▶ [WHAT YOU ARE ASKED TO DO]:
Copy out all the lines in the records that include the word "document".

▶ [DATA SECTION]:

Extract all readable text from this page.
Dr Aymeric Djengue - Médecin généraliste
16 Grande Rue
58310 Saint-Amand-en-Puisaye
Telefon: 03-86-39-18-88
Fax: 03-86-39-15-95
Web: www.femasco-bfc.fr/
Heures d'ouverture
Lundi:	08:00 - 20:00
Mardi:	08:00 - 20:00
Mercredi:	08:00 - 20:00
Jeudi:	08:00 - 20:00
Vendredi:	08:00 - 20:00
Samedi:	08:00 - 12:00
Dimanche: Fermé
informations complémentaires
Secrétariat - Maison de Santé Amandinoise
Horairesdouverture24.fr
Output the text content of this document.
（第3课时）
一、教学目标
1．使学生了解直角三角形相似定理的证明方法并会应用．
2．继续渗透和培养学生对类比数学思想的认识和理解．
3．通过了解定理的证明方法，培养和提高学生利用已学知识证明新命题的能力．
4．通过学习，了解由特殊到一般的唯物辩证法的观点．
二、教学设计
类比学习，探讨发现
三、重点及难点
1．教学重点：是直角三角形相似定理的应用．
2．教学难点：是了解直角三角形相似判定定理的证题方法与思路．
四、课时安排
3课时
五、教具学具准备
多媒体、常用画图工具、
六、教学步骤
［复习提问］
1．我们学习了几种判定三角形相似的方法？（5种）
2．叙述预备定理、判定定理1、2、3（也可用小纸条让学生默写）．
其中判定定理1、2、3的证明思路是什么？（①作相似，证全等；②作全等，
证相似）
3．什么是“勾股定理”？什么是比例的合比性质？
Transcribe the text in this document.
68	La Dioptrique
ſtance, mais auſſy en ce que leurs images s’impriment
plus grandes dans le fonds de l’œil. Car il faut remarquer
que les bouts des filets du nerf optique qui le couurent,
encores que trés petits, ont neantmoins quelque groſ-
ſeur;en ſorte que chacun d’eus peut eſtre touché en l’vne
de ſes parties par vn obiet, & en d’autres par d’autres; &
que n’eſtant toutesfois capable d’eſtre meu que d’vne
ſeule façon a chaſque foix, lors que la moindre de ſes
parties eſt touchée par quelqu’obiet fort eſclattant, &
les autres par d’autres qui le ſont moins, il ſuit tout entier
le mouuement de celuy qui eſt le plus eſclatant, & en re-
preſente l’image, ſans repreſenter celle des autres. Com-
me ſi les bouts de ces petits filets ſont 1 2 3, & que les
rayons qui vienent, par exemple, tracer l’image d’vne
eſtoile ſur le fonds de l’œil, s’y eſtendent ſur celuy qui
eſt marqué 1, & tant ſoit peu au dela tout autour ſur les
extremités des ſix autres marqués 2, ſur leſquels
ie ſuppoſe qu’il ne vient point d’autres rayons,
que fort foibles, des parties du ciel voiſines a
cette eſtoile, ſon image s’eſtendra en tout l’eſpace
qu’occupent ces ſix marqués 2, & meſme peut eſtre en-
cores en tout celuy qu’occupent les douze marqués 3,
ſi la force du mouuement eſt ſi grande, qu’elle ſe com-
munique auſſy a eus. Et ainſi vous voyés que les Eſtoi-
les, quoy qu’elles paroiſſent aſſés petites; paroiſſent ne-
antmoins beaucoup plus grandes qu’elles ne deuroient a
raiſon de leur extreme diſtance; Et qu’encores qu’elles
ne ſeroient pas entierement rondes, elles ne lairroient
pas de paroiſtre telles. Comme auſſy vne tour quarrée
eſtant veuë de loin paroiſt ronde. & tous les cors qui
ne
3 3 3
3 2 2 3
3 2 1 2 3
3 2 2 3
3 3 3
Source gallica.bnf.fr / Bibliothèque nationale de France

▶ [REPLY]:
Output the text content of this document.
Transcribe the text in this document.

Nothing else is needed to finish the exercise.